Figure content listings
## START
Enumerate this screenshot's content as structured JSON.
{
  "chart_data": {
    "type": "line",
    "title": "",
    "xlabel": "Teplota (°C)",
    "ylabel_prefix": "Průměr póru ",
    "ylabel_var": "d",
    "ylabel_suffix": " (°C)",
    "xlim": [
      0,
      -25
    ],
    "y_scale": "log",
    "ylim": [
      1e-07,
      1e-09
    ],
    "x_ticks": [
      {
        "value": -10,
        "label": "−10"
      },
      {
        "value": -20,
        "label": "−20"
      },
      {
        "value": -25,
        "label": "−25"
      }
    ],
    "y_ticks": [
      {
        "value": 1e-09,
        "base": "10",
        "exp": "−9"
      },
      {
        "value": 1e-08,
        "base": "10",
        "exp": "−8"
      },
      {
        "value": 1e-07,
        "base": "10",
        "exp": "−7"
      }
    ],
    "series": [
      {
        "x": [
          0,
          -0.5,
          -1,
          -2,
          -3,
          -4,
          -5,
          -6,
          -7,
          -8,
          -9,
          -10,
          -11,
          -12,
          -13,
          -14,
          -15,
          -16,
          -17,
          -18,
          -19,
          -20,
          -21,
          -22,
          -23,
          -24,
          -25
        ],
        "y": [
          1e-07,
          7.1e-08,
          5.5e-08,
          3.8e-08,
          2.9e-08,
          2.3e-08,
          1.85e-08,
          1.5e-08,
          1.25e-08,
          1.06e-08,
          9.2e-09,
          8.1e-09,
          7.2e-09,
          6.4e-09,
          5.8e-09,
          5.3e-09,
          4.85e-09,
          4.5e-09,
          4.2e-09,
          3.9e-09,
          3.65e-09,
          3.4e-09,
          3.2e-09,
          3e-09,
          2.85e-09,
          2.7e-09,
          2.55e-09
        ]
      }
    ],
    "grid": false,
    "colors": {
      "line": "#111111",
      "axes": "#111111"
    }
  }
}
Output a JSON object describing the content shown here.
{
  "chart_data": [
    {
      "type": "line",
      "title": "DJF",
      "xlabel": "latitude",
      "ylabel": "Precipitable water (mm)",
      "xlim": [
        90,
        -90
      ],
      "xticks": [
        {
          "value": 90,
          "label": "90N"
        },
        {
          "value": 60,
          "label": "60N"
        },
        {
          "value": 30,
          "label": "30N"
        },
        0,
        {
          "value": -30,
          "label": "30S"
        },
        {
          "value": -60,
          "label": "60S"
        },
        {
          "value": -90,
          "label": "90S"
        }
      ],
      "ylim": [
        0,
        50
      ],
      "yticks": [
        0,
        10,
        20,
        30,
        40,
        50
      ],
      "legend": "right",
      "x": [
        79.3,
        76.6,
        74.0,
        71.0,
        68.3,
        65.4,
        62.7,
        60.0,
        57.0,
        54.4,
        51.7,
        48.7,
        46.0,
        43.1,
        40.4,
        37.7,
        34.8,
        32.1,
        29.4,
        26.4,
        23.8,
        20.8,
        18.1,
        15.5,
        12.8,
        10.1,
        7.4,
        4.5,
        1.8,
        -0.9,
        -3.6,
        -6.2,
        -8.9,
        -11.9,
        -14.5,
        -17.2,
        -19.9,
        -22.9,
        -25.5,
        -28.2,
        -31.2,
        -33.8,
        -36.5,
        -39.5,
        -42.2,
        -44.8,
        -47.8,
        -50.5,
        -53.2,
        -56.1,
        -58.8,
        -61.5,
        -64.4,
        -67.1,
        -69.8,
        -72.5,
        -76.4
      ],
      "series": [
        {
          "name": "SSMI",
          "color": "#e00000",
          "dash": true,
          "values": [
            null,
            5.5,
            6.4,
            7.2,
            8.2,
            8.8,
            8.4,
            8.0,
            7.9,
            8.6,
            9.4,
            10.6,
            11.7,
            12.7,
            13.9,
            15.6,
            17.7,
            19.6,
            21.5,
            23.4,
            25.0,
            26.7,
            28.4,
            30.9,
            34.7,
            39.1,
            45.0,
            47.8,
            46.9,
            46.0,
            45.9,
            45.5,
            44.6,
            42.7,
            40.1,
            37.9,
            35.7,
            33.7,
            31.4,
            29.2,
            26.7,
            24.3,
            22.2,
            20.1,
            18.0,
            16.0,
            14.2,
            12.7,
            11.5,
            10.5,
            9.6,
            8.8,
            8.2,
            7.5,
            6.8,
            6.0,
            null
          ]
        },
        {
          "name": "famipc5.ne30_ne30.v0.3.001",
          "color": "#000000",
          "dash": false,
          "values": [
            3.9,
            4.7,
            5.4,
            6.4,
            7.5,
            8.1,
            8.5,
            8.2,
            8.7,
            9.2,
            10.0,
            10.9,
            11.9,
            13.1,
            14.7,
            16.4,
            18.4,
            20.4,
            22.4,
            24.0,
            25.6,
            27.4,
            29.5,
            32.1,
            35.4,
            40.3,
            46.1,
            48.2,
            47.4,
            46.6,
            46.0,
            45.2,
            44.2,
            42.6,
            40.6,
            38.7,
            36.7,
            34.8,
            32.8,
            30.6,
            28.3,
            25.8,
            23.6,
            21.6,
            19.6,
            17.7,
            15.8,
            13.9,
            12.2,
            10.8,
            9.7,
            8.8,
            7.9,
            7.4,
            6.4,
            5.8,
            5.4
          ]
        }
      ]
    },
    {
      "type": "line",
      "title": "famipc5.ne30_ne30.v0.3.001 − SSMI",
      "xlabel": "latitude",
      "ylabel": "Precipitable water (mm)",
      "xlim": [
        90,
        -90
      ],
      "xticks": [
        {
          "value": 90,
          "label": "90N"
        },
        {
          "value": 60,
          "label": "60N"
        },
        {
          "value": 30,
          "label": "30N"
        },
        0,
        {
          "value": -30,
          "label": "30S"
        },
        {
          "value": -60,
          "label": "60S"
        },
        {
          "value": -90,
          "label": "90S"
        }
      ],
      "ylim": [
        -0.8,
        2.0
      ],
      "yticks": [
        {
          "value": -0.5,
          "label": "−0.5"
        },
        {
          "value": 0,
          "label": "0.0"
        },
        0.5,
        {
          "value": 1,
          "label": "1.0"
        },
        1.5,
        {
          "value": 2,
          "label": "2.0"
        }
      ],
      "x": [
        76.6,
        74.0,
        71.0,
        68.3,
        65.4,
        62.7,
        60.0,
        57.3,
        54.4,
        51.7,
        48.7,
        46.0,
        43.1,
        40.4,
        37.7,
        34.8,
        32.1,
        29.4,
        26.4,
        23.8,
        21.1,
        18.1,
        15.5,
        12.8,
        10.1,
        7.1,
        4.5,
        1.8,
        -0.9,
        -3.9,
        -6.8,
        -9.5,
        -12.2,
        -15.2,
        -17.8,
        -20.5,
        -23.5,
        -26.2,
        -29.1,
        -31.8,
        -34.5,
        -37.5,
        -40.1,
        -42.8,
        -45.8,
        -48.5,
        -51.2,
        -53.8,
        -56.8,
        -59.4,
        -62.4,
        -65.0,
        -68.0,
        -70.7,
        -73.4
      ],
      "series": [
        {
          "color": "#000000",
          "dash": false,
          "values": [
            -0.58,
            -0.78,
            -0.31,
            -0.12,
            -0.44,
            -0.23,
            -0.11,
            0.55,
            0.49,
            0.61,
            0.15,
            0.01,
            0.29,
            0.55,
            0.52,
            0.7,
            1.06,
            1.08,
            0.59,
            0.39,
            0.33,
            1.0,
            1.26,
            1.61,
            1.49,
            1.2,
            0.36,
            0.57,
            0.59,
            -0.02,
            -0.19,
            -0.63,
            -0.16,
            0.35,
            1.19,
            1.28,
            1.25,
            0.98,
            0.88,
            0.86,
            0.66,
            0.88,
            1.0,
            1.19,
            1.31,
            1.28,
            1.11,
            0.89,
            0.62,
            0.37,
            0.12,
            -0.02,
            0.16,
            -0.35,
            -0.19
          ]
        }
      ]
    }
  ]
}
## END
__The problem__.
The listing above should be transcribed in full, exactly as written.

__Finished exercise__.
Enumerate this screenshot's content as structured JSON.
{
  "chart_data": {
    "type": "line",
    "title": "",
    "xlabel": "Teplota (°C)",
    "ylabel_prefix": "Průměr póru ",
    "ylabel_var": "d",
    "ylabel_suffix": " (°C)",
    "xlim": [
      0,
      -25
    ],
    "y_scale": "log",
    "ylim": [
      1e-07,
      1e-09
    ],
    "x_ticks": [
      {
        "value": -10,
        "label": "−10"
      },
      {
        "value": -20,
        "label": "−20"
      },
      {
        "value": -25,
        "label": "−25"
      }
    ],
    "y_ticks": [
      {
        "value": 1e-09,
        "base": "10",
        "exp": "−9"
      },
      {
        "value": 1e-08,
        "base": "10",
        "exp": "−8"
      },
      {
        "value": 1e-07,
        "base": "10",
        "exp": "−7"
      }
    ],
    "series": [
      {
        "x": [
          0,
          -0.5,
          -1,
          -2,
          -3,
          -4,
          -5,
          -6,
          -7,
          -8,
          -9,
          -10,
          -11,
          -12,
          -13,
          -14,
          -15,
          -16,
          -17,
          -18,
          -19,
          -20,
          -21,
          -22,
          -23,
          -24,
          -25
        ],
        "y": [
          1e-07,
          7.1e-08,
          5.5e-08,
          3.8e-08,
          2.9e-08,
          2.3e-08,
          1.85e-08,
          1.5e-08,
          1.25e-08,
          1.06e-08,
          9.2e-09,
          8.1e-09,
          7.2e-09,
          6.4e-09,
          5.8e-09,
          5.3e-09,
          4.85e-09,
          4.5e-09,
          4.2e-09,
          3.9e-09,
          3.65e-09,
          3.4e-09,
          3.2e-09,
          3e-09,
          2.85e-09,
          2.7e-09,
          2.55e-09
        ]
      }
    ],
    "grid": false,
    "colors": {
      "line": "#111111",
      "axes": "#111111"
    }
  }
}
Output a JSON object describing the content shown here.
{
  "chart_data": [
    {
      "type": "line",
      "title": "DJF",
      "xlabel": "latitude",
      "ylabel": "Precipitable water (mm)",
      "xlim": [
        90,
        -90
      ],
      "xticks": [
        {
          "value": 90,
          "label": "90N"
        },
        {
          "value": 60,
          "label": "60N"
        },
        {
          "value": 30,
          "label": "30N"
        },
        0,
        {
          "value": -30,
          "label": "30S"
        },
        {
          "value": -60,
          "label": "60S"
        },
        {
          "value": -90,
          "label": "90S"
        }
      ],
      "ylim": [
        0,
        50
      ],
      "yticks": [
        0,
        10,
        20,
        30,
        40,
        50
      ],
      "legend": "right",
      "x": [
        79.3,
        76.6,
        74.0,
        71.0,
        68.3,
        65.4,
        62.7,
        60.0,
        57.0,
        54.4,
        51.7,
        48.7,
        46.0,
        43.1,
        40.4,
        37.7,
        34.8,
        32.1,
        29.4,
        26.4,
        23.8,
        20.8,
        18.1,
        15.5,
        12.8,
        10.1,
        7.4,
        4.5,
        1.8,
        -0.9,
        -3.6,
        -6.2,
        -8.9,
        -11.9,
        -14.5,
        -17.2,
        -19.9,
        -22.9,
        -25.5,
        -28.2,
        -31.2,
        -33.8,
        -36.5,
        -39.5,
        -42.2,
        -44.8,
        -47.8,
        -50.5,
        -53.2,
        -56.1,
        -58.8,
        -61.5,
        -64.4,
        -67.1,
        -69.8,
        -72.5,
        -76.4
      ],
      "series": [
        {
          "name": "SSMI",
          "color": "#e00000",
          "dash": true,
          "values": [
            null,
            5.5,
            6.4,
            7.2,
            8.2,
            8.8,
            8.4,
            8.0,
            7.9,
            8.6,
            9.4,
            10.6,
            11.7,
            12.7,
            13.9,
            15.6,
            17.7,
            19.6,
            21.5,
            23.4,
            25.0,
            26.7,
            28.4,
            30.9,
            34.7,
            39.1,
            45.0,
            47.8,
            46.9,
            46.0,
            45.9,
            45.5,
            44.6,
            42.7,
            40.1,
            37.9,
            35.7,
            33.7,
            31.4,
            29.2,
            26.7,
            24.3,
            22.2,
            20.1,
            18.0,
            16.0,
            14.2,
            12.7,
            11.5,
            10.5,
            9.6,
            8.8,
            8.2,
            7.5,
            6.8,
            6.0,
            null
          ]
        },
        {
          "name": "famipc5.ne30_ne30.v0.3.001",
          "color": "#000000",
          "dash": false,
          "values": [
            3.9,
            4.7,
            5.4,
            6.4,
            7.5,
            8.1,
            8.5,
            8.2,
            8.7,
            9.2,
            10.0,
            10.9,
            11.9,
            13.1,
            14.7,
            16.4,
            18.4,
            20.4,
            22.4,
            24.0,
            25.6,
            27.4,
            29.5,
            32.1,
            35.4,
            40.3,
            46.1,
            48.2,
            47.4,
            46.6,
            46.0,
            45.2,
            44.2,
            42.6,
            40.6,
            38.7,
            36.7,
            34.8,
            32.8,
            30.6,
            28.3,
            25.8,
            23.6,
            21.6,
            19.6,
            17.7,
            15.8,
            13.9,
            12.2,
            10.8,
            9.7,
            8.8,
            7.9,
            7.4,
            6.4,
            5.8,
            5.4
          ]
        }
      ]
    },
    {
      "type": "line",
      "title": "famipc5.ne30_ne30.v0.3.001 − SSMI",
      "xlabel": "latitude",
      "ylabel": "Precipitable water (mm)",
      "xlim": [
        90,
        -90
      ],
      "xticks": [
        {
          "value": 90,
          "label": "90N"
        },
        {
          "value": 60,
          "label": "60N"
        },
        {
          "value": 30,
          "label": "30N"
        },
        0,
        {
          "value": -30,
          "label": "30S"
        },
        {
          "value": -60,
          "label": "60S"
        },
        {
          "value": -90,
          "label": "90S"
        }
      ],
      "ylim": [
        -0.8,
        2.0
      ],
      "yticks": [
        {
          "value": -0.5,
          "label": "−0.5"
        },
        {
          "value": 0,
          "label": "0.0"
        },
        0.5,
        {
          "value": 1,
          "label": "1.0"
        },
        1.5,
        {
          "value": 2,
          "label": "2.0"
        }
      ],
      "x": [
        76.6,
        74.0,
        71.0,
        68.3,
        65.4,
        62.7,
        60.0,
        57.3,
        54.4,
        51.7,
        48.7,
        46.0,
        43.1,
        40.4,
        37.7,
        34.8,
        32.1,
        29.4,
        26.4,
        23.8,
        21.1,
        18.1,
        15.5,
        12.8,
        10.1,
        7.1,
        4.5,
        1.8,
        -0.9,
        -3.9,
        -6.8,
        -9.5,
        -12.2,
        -15.2,
        -17.8,
        -20.5,
        -23.5,
        -26.2,
        -29.1,
        -31.8,
        -34.5,
        -37.5,
        -40.1,
        -42.8,
        -45.8,
        -48.5,
        -51.2,
        -53.8,
        -56.8,
        -59.4,
        -62.4,
        -65.0,
        -68.0,
        -70.7,
        -73.4
      ],
      "series": [
        {
          "color": "#000000",
          "dash": false,
          "values": [
            -0.58,
            -0.78,
            -0.31,
            -0.12,
            -0.44,
            -0.23,
            -0.11,
            0.55,
            0.49,
            0.61,
            0.15,
            0.01,
            0.29,
            0.55,
            0.52,
            0.7,
            1.06,
            1.08,
            0.59,
            0.39,
            0.33,
            1.0,
            1.26,
            1.61,
            1.49,
            1.2,
            0.36,
            0.57,
            0.59,
            -0.02,
            -0.19,
            -0.63,
            -0.16,
            0.35,
            1.19,
            1.28,
            1.25,
            0.98,
            0.88,
            0.86,
            0.66,
            0.88,
            1.0,
            1.19,
            1.31,
            1.28,
            1.11,
            0.89,
            0.62,
            0.37,
            0.12,
            -0.02,
            0.16,
            -0.35,
            -0.19
          ]
        }
      ]
    }
  ]
}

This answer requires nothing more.